STATED TASK ::
Find the word "FXCM" in the data. Return every line where it appears.

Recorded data
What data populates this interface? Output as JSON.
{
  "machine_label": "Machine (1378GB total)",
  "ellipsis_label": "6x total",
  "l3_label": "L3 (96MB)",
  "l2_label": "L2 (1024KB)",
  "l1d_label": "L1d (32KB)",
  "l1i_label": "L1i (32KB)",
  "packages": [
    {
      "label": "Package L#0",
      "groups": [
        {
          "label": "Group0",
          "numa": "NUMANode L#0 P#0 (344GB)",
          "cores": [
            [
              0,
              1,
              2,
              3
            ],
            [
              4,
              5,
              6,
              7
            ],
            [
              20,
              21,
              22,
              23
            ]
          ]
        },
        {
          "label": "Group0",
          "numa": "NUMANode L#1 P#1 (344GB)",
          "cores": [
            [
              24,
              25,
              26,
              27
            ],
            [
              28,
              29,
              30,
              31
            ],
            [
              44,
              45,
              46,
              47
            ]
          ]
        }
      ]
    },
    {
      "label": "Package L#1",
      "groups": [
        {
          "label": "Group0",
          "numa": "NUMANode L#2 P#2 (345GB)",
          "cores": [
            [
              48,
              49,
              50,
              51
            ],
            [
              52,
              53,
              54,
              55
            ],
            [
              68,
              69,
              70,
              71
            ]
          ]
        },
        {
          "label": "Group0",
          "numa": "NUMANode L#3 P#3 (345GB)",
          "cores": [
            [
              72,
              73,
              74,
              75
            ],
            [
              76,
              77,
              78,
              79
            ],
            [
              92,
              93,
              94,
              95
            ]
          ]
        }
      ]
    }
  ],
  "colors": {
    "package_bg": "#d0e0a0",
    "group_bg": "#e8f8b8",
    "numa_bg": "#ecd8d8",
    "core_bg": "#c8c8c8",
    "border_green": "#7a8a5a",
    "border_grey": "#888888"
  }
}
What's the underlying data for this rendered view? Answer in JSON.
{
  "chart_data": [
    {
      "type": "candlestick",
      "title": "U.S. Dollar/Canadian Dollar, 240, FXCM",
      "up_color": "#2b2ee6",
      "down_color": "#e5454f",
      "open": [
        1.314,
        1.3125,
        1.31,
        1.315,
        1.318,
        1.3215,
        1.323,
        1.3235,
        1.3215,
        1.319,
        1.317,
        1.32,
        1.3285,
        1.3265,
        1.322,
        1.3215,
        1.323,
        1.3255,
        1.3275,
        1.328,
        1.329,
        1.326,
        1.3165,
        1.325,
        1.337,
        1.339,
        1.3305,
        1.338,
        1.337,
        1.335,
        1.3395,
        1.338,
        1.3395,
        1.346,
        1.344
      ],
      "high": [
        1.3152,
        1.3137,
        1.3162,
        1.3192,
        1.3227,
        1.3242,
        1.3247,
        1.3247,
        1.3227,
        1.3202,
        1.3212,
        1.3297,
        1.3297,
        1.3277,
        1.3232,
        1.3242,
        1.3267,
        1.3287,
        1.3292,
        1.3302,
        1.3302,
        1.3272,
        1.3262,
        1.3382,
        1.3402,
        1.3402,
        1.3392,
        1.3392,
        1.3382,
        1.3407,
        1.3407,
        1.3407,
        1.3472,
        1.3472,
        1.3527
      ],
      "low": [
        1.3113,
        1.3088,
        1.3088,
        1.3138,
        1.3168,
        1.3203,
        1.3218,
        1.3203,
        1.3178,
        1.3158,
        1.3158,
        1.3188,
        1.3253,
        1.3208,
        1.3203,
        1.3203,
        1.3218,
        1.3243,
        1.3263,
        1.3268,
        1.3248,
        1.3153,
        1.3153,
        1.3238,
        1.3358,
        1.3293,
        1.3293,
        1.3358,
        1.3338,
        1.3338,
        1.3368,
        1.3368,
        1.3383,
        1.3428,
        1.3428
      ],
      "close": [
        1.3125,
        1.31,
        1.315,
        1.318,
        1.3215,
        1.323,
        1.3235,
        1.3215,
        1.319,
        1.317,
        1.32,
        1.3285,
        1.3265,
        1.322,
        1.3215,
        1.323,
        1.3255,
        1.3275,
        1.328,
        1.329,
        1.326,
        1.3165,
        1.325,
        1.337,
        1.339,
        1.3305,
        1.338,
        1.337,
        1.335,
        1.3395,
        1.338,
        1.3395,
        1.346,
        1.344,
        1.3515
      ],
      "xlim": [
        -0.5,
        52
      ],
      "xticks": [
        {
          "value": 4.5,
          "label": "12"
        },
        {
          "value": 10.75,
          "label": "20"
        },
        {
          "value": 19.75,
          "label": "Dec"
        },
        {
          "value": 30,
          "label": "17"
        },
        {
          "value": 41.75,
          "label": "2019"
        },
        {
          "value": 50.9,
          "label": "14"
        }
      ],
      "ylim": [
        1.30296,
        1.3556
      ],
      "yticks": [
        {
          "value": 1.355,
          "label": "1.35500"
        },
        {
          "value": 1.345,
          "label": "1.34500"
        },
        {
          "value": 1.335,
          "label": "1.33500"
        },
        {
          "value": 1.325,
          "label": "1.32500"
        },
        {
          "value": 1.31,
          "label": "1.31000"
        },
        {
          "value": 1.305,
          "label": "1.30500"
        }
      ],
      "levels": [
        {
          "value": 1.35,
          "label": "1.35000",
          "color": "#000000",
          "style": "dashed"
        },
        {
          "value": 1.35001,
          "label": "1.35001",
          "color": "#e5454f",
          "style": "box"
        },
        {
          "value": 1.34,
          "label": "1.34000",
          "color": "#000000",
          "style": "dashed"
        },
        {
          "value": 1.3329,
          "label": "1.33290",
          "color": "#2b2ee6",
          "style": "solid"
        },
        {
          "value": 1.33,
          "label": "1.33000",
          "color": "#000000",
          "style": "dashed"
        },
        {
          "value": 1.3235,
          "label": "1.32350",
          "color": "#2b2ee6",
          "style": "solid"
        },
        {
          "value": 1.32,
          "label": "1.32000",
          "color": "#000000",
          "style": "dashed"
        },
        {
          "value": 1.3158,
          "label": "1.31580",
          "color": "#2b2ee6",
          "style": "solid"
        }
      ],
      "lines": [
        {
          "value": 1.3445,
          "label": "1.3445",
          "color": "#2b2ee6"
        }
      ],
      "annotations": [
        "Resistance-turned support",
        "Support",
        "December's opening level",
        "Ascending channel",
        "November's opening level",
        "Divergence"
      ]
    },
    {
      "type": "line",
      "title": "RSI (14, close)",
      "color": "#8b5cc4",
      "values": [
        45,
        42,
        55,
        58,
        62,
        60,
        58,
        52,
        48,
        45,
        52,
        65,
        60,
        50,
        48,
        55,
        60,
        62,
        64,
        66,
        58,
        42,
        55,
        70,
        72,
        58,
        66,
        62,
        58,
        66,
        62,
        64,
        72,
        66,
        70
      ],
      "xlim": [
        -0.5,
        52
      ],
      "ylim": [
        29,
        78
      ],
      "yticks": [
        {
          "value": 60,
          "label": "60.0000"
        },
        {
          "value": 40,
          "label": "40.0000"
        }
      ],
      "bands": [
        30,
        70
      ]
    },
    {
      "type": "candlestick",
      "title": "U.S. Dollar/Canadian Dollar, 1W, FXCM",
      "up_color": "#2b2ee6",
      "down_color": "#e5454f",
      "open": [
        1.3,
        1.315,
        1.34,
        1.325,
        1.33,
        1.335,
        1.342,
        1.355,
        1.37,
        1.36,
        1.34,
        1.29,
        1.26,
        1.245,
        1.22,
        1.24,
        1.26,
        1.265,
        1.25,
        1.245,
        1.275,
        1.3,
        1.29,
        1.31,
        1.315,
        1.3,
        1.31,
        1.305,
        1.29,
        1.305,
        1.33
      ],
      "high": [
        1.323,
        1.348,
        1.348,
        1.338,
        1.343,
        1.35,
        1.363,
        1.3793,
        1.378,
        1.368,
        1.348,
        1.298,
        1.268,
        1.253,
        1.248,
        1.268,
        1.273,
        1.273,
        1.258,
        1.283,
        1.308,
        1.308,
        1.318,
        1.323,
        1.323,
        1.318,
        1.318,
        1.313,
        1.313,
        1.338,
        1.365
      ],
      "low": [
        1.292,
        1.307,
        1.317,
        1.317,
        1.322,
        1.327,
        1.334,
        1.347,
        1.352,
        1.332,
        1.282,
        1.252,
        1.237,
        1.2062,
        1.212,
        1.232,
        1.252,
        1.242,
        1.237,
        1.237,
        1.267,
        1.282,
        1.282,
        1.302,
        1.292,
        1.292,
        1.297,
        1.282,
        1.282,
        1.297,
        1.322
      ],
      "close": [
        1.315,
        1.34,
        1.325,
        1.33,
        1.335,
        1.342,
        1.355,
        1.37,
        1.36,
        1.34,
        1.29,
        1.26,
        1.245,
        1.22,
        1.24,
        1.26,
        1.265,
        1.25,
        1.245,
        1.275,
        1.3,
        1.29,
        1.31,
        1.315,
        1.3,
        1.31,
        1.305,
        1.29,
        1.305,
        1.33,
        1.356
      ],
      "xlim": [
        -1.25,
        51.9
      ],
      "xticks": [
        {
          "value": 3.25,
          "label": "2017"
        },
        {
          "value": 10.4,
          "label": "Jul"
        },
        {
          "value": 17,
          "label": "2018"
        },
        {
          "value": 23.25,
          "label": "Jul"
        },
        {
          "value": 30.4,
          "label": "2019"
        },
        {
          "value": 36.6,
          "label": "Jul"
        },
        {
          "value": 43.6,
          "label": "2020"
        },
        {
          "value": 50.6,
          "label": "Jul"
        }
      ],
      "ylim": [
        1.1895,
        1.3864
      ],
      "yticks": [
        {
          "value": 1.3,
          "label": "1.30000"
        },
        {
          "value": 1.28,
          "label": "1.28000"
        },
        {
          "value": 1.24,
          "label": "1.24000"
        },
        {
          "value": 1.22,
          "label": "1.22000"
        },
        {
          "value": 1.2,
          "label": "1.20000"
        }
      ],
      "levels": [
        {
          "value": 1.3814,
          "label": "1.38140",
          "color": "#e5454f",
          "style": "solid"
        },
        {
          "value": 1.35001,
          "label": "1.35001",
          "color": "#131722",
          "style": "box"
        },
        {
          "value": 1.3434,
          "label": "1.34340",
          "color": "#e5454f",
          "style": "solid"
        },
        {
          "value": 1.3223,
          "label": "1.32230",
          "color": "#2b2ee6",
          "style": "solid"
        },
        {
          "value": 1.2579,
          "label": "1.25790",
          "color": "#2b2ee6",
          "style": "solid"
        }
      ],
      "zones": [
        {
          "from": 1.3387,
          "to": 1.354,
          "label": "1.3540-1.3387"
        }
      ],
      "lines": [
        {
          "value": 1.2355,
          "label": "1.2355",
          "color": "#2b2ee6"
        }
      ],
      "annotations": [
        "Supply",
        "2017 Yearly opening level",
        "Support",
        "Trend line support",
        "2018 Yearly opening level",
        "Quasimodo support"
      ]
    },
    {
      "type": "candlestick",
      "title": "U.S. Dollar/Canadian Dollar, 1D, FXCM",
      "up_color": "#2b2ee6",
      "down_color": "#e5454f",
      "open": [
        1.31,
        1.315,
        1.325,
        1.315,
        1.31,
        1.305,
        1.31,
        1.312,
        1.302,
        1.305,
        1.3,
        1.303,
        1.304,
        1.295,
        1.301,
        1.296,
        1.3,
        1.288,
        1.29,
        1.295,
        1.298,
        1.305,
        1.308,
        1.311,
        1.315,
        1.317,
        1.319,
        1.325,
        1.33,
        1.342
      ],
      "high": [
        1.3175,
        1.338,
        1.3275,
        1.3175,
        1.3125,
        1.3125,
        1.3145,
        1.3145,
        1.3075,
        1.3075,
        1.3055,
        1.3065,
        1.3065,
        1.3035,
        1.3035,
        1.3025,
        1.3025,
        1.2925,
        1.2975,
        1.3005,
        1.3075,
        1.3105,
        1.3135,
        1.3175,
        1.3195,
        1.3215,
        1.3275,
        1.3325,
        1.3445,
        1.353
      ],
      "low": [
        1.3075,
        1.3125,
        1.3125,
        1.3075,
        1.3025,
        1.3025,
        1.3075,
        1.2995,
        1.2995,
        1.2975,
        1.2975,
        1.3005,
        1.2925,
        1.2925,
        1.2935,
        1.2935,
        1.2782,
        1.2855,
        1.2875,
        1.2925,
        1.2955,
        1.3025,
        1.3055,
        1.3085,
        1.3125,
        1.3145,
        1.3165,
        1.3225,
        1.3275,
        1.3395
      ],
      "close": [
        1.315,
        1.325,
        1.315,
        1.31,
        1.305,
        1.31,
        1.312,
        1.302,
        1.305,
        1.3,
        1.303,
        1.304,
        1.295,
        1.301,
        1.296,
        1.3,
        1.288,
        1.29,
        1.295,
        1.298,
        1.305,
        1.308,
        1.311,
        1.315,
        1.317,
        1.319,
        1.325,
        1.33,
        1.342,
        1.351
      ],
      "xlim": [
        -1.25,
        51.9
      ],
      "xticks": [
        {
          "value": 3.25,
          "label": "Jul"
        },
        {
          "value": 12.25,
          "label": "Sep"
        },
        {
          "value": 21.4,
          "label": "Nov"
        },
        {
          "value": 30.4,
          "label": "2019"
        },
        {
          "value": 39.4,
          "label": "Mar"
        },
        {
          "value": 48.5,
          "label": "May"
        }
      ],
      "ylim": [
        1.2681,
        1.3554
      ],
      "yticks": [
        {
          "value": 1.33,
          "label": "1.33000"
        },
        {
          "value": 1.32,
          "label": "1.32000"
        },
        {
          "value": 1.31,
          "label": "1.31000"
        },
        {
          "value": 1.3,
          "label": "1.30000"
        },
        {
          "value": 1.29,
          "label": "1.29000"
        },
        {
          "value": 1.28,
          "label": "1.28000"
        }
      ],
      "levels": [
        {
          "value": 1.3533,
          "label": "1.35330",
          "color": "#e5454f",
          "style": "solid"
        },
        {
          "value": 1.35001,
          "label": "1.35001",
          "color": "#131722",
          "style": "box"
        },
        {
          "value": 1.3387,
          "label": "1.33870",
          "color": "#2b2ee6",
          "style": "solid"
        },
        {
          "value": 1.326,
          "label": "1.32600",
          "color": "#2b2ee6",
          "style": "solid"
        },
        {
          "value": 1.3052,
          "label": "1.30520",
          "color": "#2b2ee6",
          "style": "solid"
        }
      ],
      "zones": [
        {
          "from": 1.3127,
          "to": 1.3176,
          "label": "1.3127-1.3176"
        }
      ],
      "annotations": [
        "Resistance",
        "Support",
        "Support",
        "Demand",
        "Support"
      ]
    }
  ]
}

SOLUTION FOR THIS EXERCISE ::
      "title": "U.S. Dollar/Canadian Dollar, 240, FXCM",
      "title": "U.S. Dollar/Canadian Dollar, 1W, FXCM",
      "title": "U.S. Dollar/Canadian Dollar, 1D, FXCM",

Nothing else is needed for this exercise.